WORK TO DO:
Search the material for "Times" and show all lines that contain it.

>> Begin

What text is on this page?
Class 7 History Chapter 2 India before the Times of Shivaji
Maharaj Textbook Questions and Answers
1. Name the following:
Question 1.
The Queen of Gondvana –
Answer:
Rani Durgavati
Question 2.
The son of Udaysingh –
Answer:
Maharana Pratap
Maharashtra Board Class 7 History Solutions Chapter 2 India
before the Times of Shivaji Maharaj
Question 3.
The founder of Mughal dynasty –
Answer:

>> End

FINISHED EXERCISE:
Class 7 History Chapter 2 India before the Times of Shivaji
before the Times of Shivaji Maharaj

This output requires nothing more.